Short problem: Copy down all of the data underneath, exactly as shown.

Given entries:

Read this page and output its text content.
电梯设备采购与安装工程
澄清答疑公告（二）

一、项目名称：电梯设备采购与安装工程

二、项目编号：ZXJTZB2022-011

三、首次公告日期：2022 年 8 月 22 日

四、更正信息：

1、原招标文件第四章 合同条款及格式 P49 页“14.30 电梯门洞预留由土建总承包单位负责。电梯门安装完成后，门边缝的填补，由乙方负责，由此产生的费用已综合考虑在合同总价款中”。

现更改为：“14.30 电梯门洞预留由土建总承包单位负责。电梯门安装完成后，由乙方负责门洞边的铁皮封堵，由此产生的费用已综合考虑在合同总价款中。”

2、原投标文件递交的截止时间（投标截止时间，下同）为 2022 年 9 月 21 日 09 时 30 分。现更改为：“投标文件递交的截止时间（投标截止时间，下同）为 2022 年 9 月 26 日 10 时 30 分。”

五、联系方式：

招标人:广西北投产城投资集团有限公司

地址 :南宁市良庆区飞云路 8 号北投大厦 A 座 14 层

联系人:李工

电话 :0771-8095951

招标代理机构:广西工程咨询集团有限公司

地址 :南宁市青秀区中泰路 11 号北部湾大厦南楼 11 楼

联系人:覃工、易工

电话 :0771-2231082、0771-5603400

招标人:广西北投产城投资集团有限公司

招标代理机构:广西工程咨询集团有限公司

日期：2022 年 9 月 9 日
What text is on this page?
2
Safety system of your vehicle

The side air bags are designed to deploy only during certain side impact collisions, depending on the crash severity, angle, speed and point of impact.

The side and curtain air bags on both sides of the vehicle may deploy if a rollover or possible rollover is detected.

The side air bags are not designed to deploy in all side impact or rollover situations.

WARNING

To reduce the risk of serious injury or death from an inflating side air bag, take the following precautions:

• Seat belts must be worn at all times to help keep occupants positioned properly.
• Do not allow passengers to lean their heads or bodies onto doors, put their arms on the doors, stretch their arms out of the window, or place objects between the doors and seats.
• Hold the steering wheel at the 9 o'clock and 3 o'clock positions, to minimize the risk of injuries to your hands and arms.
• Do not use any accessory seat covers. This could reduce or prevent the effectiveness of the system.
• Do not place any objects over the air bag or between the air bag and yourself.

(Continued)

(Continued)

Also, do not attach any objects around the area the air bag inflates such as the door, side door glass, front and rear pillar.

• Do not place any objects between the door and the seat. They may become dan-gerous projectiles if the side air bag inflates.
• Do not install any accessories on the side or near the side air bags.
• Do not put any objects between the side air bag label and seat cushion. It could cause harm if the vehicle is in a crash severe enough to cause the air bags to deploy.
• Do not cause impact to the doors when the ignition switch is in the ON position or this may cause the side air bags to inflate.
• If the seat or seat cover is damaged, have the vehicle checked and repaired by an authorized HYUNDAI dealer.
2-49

The completed task:
Read this page and output its text content.
电梯设备采购与安装工程
澄清答疑公告（二）

一、项目名称：电梯设备采购与安装工程

二、项目编号：ZXJTZB2022-011

三、首次公告日期：2022 年 8 月 22 日

四、更正信息：

1、原招标文件第四章 合同条款及格式 P49 页“14.30 电梯门洞预留由土建总承包单位负责。电梯门安装完成后，门边缝的填补，由乙方负责，由此产生的费用已综合考虑在合同总价款中”。

现更改为：“14.30 电梯门洞预留由土建总承包单位负责。电梯门安装完成后，由乙方负责门洞边的铁皮封堵，由此产生的费用已综合考虑在合同总价款中。”

2、原投标文件递交的截止时间（投标截止时间，下同）为 2022 年 9 月 21 日 09 时 30 分。现更改为：“投标文件递交的截止时间（投标截止时间，下同）为 2022 年 9 月 26 日 10 时 30 分。”

五、联系方式：

招标人:广西北投产城投资集团有限公司

地址 :南宁市良庆区飞云路 8 号北投大厦 A 座 14 层

联系人:李工

电话 :0771-8095951

招标代理机构:广西工程咨询集团有限公司

地址 :南宁市青秀区中泰路 11 号北部湾大厦南楼 11 楼

联系人:覃工、易工

电话 :0771-2231082、0771-5603400

招标人:广西北投产城投资集团有限公司

招标代理机构:广西工程咨询集团有限公司

日期：2022 年 9 月 9 日
What text is on this page?
2
Safety system of your vehicle

The side air bags are designed to deploy only during certain side impact collisions, depending on the crash severity, angle, speed and point of impact.

The side and curtain air bags on both sides of the vehicle may deploy if a rollover or possible rollover is detected.

The side air bags are not designed to deploy in all side impact or rollover situations.

WARNING

To reduce the risk of serious injury or death from an inflating side air bag, take the following precautions:

• Seat belts must be worn at all times to help keep occupants positioned properly.
• Do not allow passengers to lean their heads or bodies onto doors, put their arms on the doors, stretch their arms out of the window, or place objects between the doors and seats.
• Hold the steering wheel at the 9 o'clock and 3 o'clock positions, to minimize the risk of injuries to your hands and arms.
• Do not use any accessory seat covers. This could reduce or prevent the effectiveness of the system.
• Do not place any objects over the air bag or between the air bag and yourself.

(Continued)

(Continued)

Also, do not attach any objects around the area the air bag inflates such as the door, side door glass, front and rear pillar.

• Do not place any objects between the door and the seat. They may become dan-gerous projectiles if the side air bag inflates.
• Do not install any accessories on the side or near the side air bags.
• Do not put any objects between the side air bag label and seat cushion. It could cause harm if the vehicle is in a crash severe enough to cause the air bags to deploy.
• Do not cause impact to the doors when the ignition switch is in the ON position or this may cause the side air bags to inflate.
• If the seat or seat cover is damaged, have the vehicle checked and repaired by an authorized HYUNDAI dealer.
2-49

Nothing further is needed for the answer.